What you need to do - In full and without deviation, write out the entries that follow.

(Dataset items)

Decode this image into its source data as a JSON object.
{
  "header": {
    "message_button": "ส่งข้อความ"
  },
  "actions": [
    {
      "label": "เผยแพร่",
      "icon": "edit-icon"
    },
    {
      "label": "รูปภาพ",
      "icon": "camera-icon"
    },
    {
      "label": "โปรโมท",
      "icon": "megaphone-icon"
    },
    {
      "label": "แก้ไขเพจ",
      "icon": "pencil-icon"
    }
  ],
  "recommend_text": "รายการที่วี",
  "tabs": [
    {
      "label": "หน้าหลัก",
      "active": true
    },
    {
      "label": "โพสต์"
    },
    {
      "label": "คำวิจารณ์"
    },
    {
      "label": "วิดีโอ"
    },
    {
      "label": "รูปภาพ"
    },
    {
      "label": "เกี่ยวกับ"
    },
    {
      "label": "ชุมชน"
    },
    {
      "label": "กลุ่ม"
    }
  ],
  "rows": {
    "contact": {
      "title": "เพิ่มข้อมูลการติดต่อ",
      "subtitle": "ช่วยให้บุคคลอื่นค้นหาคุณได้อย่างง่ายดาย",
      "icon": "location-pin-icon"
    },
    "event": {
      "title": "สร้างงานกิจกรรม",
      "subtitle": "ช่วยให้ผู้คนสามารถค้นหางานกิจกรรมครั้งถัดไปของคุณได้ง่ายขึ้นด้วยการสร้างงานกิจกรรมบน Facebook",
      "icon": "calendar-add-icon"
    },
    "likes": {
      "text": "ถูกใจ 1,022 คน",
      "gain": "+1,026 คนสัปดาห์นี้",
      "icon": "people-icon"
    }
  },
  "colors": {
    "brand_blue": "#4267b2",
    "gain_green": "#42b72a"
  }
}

Written response -
Decode this image into its source data as a JSON object.
{
  "header": {
    "message_button": "ส่งข้อความ"
  },
  "actions": [
    {
      "label": "เผยแพร่",
      "icon": "edit-icon"
    },
    {
      "label": "รูปภาพ",
      "icon": "camera-icon"
    },
    {
      "label": "โปรโมท",
      "icon": "megaphone-icon"
    },
    {
      "label": "แก้ไขเพจ",
      "icon": "pencil-icon"
    }
  ],
  "recommend_text": "รายการที่วี",
  "tabs": [
    {
      "label": "หน้าหลัก",
      "active": true
    },
    {
      "label": "โพสต์"
    },
    {
      "label": "คำวิจารณ์"
    },
    {
      "label": "วิดีโอ"
    },
    {
      "label": "รูปภาพ"
    },
    {
      "label": "เกี่ยวกับ"
    },
    {
      "label": "ชุมชน"
    },
    {
      "label": "กลุ่ม"
    }
  ],
  "rows": {
    "contact": {
      "title": "เพิ่มข้อมูลการติดต่อ",
      "subtitle": "ช่วยให้บุคคลอื่นค้นหาคุณได้อย่างง่ายดาย",
      "icon": "location-pin-icon"
    },
    "event": {
      "title": "สร้างงานกิจกรรม",
      "subtitle": "ช่วยให้ผู้คนสามารถค้นหางานกิจกรรมครั้งถัดไปของคุณได้ง่ายขึ้นด้วยการสร้างงานกิจกรรมบน Facebook",
      "icon": "calendar-add-icon"
    },
    "likes": {
      "text": "ถูกใจ 1,022 คน",
      "gain": "+1,026 คนสัปดาห์นี้",
      "icon": "people-icon"
    }
  },
  "colors": {
    "brand_blue": "#4267b2",
    "gain_green": "#42b72a"
  }
}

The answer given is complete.